# Problem requirements:
Single out the lines that include the word "abbiamo". Copy them.
************
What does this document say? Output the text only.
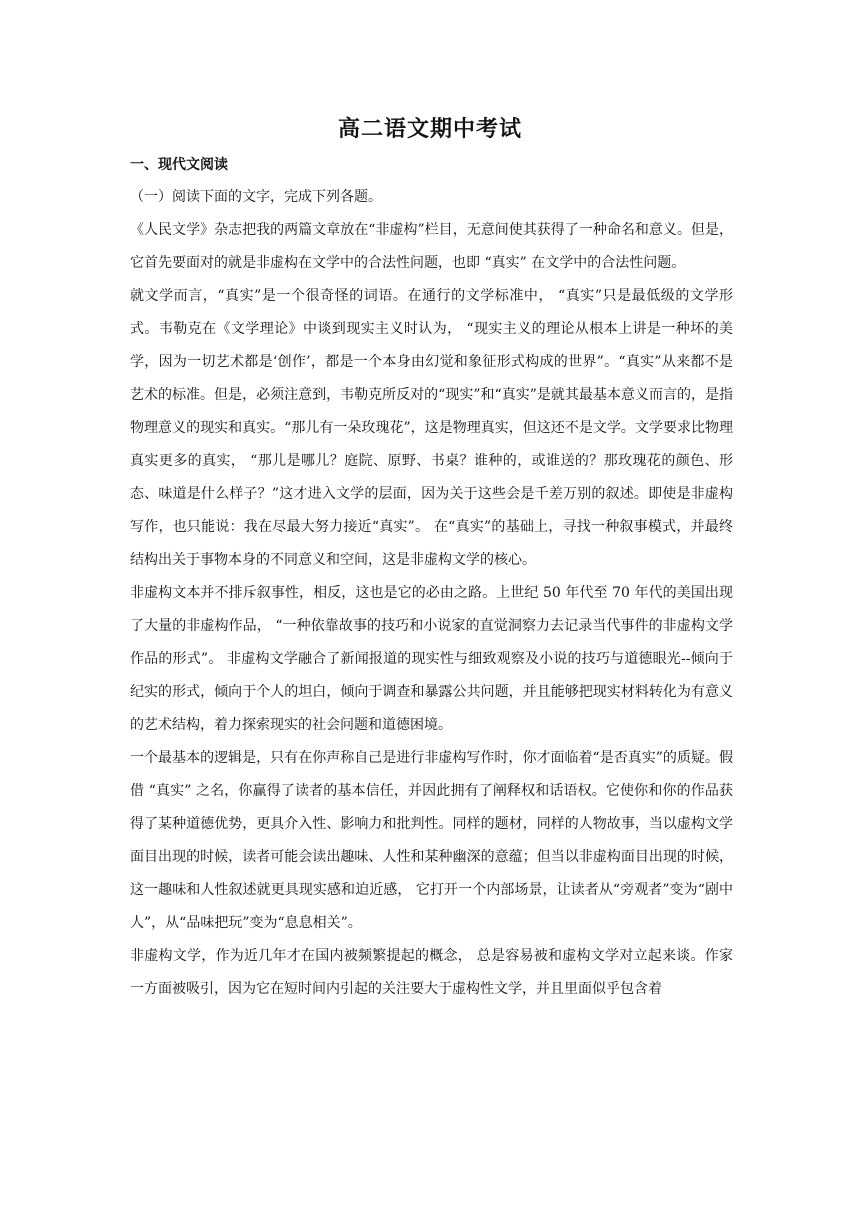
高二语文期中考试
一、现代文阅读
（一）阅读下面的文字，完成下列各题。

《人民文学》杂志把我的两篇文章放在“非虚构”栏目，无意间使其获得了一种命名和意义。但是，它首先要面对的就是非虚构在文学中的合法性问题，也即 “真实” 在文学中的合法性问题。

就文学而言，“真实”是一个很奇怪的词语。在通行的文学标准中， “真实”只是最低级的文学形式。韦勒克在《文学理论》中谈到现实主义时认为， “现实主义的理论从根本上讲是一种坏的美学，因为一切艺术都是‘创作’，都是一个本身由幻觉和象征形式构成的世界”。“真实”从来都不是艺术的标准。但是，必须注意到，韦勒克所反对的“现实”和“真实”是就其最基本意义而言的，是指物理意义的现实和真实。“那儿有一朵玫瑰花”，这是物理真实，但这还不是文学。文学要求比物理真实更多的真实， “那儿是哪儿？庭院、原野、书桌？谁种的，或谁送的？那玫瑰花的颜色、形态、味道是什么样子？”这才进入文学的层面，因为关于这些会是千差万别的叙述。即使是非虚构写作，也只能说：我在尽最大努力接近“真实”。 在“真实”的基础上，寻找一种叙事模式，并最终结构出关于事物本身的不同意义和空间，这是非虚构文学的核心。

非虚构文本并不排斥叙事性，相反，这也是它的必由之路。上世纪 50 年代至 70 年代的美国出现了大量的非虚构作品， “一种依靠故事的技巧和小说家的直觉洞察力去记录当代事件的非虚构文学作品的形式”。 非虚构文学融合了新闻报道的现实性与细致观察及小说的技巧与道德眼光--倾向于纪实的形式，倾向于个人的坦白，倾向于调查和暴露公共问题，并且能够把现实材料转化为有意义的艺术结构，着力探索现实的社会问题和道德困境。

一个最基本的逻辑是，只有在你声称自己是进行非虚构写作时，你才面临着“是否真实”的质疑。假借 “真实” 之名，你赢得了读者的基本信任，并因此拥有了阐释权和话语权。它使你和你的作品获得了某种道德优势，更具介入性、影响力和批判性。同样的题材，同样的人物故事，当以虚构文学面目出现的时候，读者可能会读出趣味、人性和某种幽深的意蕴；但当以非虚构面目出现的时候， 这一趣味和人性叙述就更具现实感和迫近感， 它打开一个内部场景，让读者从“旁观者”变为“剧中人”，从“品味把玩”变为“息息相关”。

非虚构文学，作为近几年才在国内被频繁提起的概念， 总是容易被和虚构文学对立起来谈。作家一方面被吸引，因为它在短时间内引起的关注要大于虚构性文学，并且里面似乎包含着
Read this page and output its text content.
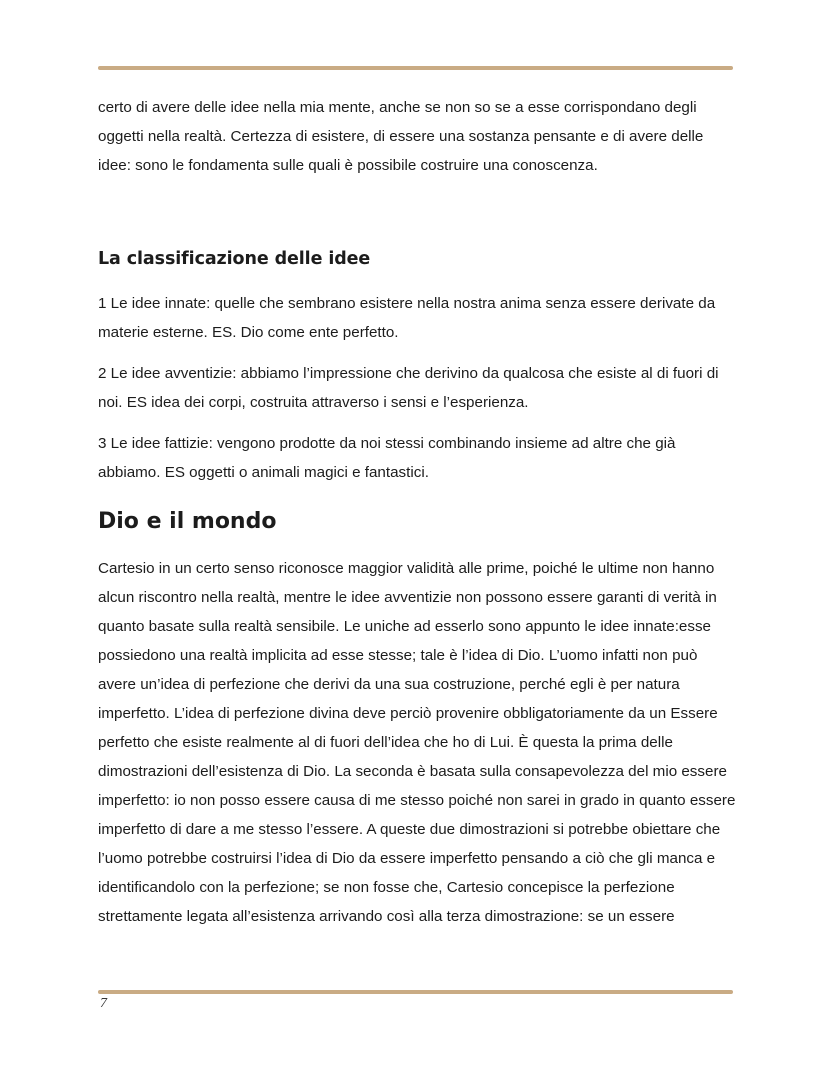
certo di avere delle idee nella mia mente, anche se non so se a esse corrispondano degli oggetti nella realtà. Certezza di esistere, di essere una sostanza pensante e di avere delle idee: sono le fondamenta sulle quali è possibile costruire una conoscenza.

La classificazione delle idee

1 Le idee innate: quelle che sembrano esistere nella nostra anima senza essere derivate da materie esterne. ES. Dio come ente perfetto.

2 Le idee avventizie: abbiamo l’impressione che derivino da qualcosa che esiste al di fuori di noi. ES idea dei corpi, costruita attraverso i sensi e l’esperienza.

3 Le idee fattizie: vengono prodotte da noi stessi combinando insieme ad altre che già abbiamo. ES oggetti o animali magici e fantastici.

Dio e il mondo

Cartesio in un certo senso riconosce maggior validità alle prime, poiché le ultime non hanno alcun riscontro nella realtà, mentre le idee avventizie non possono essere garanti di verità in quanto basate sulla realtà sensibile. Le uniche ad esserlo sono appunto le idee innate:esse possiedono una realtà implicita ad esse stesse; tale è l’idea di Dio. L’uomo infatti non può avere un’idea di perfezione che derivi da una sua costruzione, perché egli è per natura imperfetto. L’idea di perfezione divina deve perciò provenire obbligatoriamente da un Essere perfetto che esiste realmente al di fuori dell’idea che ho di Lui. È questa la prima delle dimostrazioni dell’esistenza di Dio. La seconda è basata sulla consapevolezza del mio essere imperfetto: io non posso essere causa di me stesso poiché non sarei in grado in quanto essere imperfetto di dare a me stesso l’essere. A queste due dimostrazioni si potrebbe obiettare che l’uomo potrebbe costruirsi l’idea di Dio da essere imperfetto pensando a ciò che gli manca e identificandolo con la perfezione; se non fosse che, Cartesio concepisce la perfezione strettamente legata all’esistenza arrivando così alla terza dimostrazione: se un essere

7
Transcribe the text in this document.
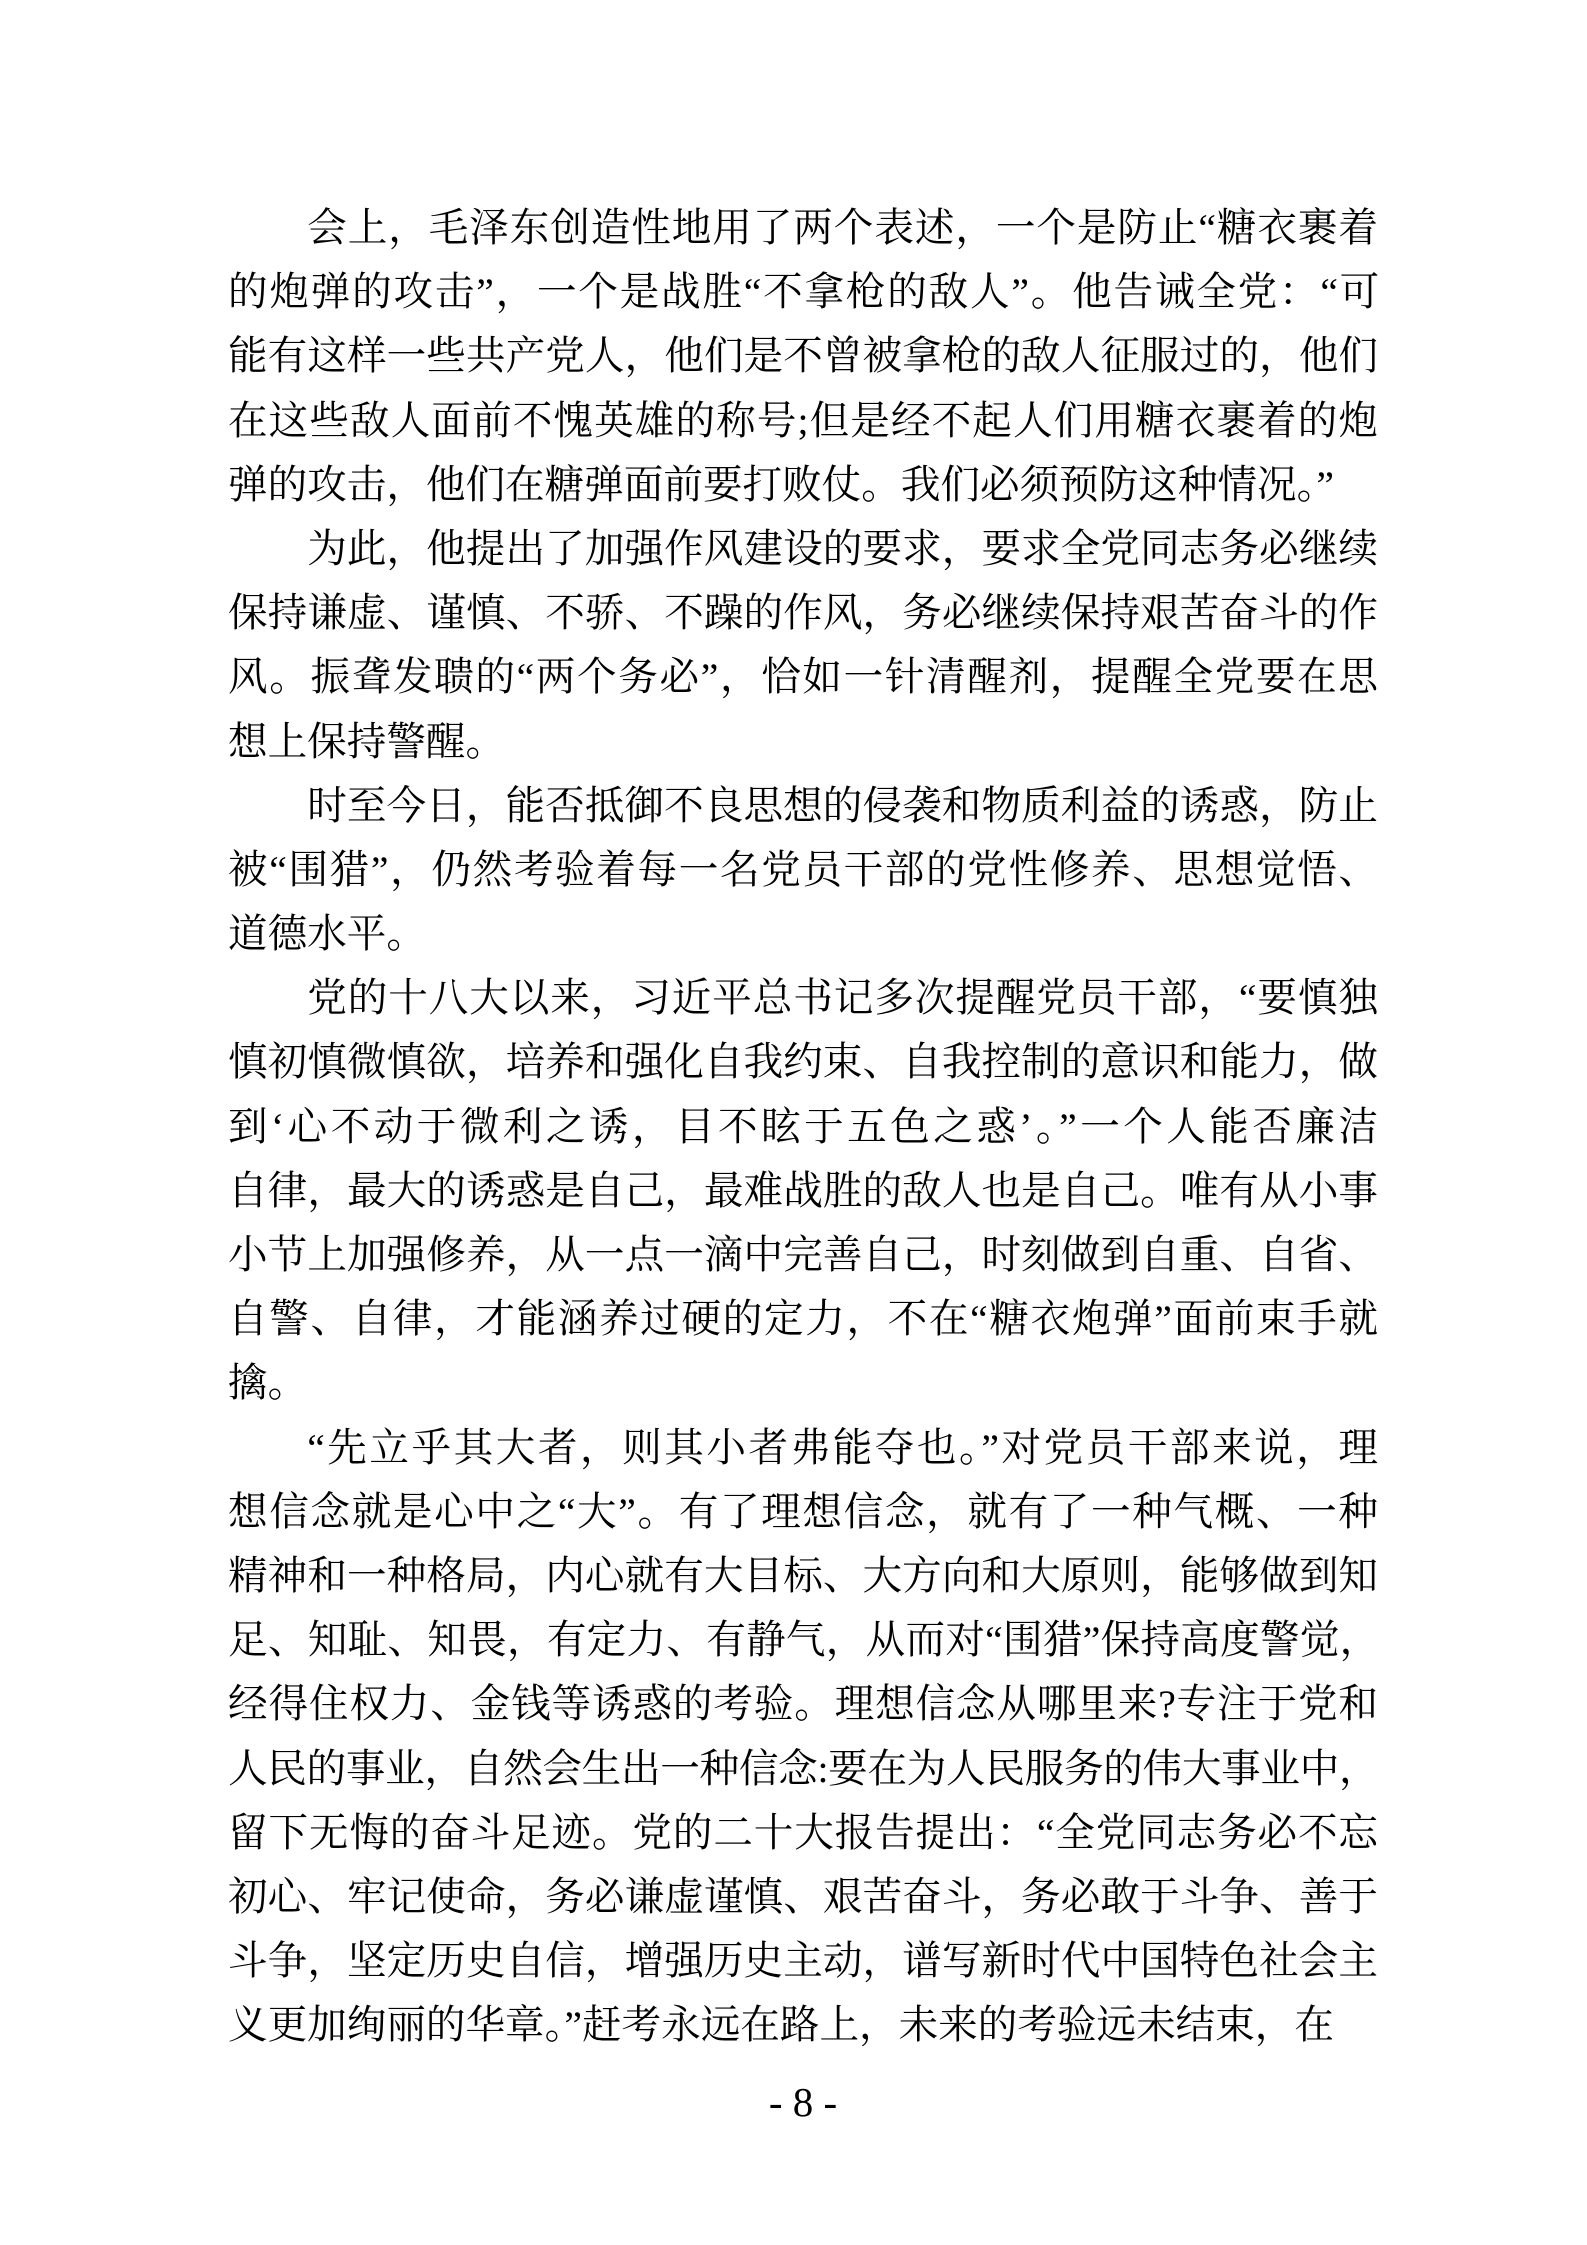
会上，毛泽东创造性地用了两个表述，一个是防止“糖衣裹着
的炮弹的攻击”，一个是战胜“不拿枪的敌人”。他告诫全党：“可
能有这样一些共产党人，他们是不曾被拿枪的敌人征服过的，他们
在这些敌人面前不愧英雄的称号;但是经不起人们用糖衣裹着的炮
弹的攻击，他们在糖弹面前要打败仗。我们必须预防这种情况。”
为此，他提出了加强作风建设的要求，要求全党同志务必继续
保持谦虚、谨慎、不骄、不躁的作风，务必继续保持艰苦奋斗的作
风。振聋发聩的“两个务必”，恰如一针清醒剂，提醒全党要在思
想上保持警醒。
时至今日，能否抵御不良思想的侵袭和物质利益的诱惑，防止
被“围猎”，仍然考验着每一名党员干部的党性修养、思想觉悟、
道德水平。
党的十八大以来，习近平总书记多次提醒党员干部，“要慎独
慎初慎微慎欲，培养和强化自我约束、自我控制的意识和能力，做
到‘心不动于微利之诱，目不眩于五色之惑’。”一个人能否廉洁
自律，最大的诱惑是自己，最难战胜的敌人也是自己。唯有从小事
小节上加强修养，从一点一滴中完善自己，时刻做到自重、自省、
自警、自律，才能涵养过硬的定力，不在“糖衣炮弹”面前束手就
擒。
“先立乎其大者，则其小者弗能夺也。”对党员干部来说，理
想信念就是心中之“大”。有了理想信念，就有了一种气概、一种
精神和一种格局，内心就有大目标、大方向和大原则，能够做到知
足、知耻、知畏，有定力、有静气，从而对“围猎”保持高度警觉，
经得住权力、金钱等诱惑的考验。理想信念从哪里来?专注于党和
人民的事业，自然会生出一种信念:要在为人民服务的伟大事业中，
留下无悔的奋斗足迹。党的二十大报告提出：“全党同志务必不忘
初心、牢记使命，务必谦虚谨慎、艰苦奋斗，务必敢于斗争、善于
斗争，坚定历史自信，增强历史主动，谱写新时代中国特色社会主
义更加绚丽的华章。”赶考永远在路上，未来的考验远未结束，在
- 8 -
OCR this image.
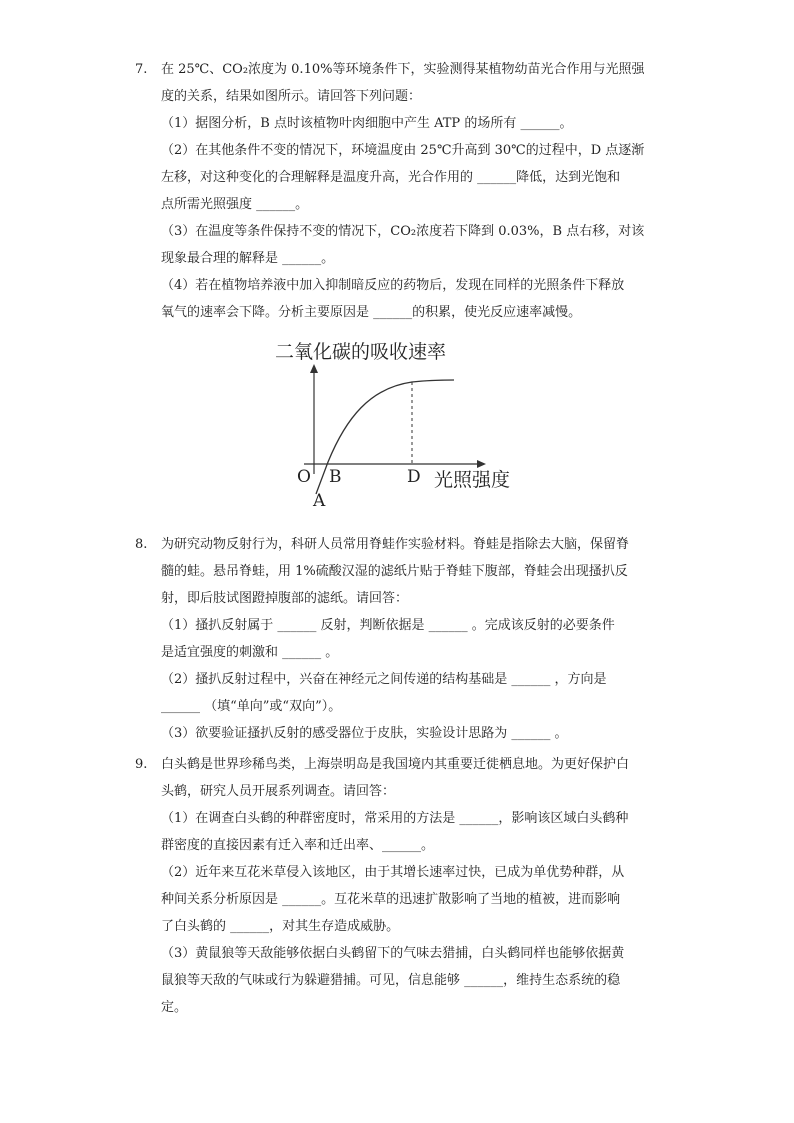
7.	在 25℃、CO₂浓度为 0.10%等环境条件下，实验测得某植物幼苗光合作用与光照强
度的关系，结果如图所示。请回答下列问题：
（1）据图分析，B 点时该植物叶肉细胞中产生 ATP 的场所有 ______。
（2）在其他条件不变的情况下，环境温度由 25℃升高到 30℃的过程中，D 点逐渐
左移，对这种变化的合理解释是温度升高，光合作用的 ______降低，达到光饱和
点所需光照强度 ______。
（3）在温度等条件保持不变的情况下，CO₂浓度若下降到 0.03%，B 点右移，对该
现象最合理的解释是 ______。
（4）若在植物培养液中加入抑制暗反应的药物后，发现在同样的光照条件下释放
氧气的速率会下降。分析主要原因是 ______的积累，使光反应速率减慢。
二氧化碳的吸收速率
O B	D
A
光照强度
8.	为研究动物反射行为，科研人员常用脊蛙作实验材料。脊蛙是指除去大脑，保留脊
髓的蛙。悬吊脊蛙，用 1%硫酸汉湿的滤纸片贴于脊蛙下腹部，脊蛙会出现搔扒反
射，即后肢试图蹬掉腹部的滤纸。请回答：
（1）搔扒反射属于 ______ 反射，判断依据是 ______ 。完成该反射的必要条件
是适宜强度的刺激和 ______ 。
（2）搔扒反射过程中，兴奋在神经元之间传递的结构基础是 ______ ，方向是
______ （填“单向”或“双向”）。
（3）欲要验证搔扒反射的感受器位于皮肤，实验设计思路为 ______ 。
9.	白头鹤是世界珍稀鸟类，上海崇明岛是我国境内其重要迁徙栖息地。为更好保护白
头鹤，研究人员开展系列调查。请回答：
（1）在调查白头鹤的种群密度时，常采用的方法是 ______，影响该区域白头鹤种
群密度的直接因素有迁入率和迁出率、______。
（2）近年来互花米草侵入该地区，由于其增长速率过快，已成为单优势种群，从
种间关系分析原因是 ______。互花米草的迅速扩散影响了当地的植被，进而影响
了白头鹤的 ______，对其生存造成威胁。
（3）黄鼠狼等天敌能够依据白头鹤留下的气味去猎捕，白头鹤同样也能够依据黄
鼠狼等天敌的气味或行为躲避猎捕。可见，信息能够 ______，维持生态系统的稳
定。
************
# Written answer:
2 Le idee avventizie: abbiamo l’impressione che derivino da qualcosa che esiste al di fuori di noi. ES idea dei corpi, costruita attraverso i sensi e l’esperienza.
3 Le idee fattizie: vengono prodotte da noi stessi combinando insieme ad altre che già abbiamo. ES oggetti o animali magici e fantastici.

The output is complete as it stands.